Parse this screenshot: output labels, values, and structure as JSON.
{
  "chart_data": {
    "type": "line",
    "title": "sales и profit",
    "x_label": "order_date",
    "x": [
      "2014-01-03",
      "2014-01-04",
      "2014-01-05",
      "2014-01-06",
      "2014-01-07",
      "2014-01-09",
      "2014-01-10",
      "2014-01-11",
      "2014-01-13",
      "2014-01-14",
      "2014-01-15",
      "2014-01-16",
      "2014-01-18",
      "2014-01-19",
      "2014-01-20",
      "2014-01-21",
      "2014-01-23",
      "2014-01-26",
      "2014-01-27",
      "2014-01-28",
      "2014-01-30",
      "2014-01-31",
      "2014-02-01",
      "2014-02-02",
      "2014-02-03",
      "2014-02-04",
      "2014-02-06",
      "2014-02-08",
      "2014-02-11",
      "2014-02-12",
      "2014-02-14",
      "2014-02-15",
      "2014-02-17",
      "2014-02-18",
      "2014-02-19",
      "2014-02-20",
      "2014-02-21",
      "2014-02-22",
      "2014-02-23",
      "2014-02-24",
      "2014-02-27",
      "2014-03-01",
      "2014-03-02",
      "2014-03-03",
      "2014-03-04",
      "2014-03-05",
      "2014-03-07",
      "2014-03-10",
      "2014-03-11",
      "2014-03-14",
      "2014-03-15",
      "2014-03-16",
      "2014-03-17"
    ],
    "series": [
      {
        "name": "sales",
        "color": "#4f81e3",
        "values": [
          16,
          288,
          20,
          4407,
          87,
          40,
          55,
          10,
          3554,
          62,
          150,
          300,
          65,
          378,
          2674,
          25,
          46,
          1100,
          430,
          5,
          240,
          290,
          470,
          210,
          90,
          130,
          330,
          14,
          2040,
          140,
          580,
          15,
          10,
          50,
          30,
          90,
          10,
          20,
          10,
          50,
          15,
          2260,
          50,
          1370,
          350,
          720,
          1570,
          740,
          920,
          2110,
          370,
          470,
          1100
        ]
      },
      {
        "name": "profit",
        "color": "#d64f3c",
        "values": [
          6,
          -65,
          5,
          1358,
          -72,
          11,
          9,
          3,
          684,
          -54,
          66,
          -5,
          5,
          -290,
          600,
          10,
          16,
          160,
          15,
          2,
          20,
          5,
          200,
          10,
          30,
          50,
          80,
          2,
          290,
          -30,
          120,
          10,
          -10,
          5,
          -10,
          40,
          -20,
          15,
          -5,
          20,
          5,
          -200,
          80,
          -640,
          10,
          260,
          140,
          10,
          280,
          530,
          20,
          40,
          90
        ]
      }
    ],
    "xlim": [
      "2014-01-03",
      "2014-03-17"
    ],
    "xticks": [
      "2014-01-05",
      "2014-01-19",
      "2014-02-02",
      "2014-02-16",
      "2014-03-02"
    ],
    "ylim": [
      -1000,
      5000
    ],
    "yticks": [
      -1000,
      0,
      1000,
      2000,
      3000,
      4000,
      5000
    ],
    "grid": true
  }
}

━━━━━━━━━━

## Work required
Exactly reproduce the material above.

## Solution for this task
Parse this screenshot: output labels, values, and structure as JSON.
{
  "chart_data": {
    "type": "line",
    "title": "sales и profit",
    "x_label": "order_date",
    "x": [
      "2014-01-03",
      "2014-01-04",
      "2014-01-05",
      "2014-01-06",
      "2014-01-07",
      "2014-01-09",
      "2014-01-10",
      "2014-01-11",
      "2014-01-13",
      "2014-01-14",
      "2014-01-15",
      "2014-01-16",
      "2014-01-18",
      "2014-01-19",
      "2014-01-20",
      "2014-01-21",
      "2014-01-23",
      "2014-01-26",
      "2014-01-27",
      "2014-01-28",
      "2014-01-30",
      "2014-01-31",
      "2014-02-01",
      "2014-02-02",
      "2014-02-03",
      "2014-02-04",
      "2014-02-06",
      "2014-02-08",
      "2014-02-11",
      "2014-02-12",
      "2014-02-14",
      "2014-02-15",
      "2014-02-17",
      "2014-02-18",
      "2014-02-19",
      "2014-02-20",
      "2014-02-21",
      "2014-02-22",
      "2014-02-23",
      "2014-02-24",
      "2014-02-27",
      "2014-03-01",
      "2014-03-02",
      "2014-03-03",
      "2014-03-04",
      "2014-03-05",
      "2014-03-07",
      "2014-03-10",
      "2014-03-11",
      "2014-03-14",
      "2014-03-15",
      "2014-03-16",
      "2014-03-17"
    ],
    "series": [
      {
        "name": "sales",
        "color": "#4f81e3",
        "values": [
          16,
          288,
          20,
          4407,
          87,
          40,
          55,
          10,
          3554,
          62,
          150,
          300,
          65,
          378,
          2674,
          25,
          46,
          1100,
          430,
          5,
          240,
          290,
          470,
          210,
          90,
          130,
          330,
          14,
          2040,
          140,
          580,
          15,
          10,
          50,
          30,
          90,
          10,
          20,
          10,
          50,
          15,
          2260,
          50,
          1370,
          350,
          720,
          1570,
          740,
          920,
          2110,
          370,
          470,
          1100
        ]
      },
      {
        "name": "profit",
        "color": "#d64f3c",
        "values": [
          6,
          -65,
          5,
          1358,
          -72,
          11,
          9,
          3,
          684,
          -54,
          66,
          -5,
          5,
          -290,
          600,
          10,
          16,
          160,
          15,
          2,
          20,
          5,
          200,
          10,
          30,
          50,
          80,
          2,
          290,
          -30,
          120,
          10,
          -10,
          5,
          -10,
          40,
          -20,
          15,
          -5,
          20,
          5,
          -200,
          80,
          -640,
          10,
          260,
          140,
          10,
          280,
          530,
          20,
          40,
          90
        ]
      }
    ],
    "xlim": [
      "2014-01-03",
      "2014-03-17"
    ],
    "xticks": [
      "2014-01-05",
      "2014-01-19",
      "2014-02-02",
      "2014-02-16",
      "2014-03-02"
    ],
    "ylim": [
      -1000,
      5000
    ],
    "yticks": [
      -1000,
      0,
      1000,
      2000,
      3000,
      4000,
      5000
    ],
    "grid": true
  }
}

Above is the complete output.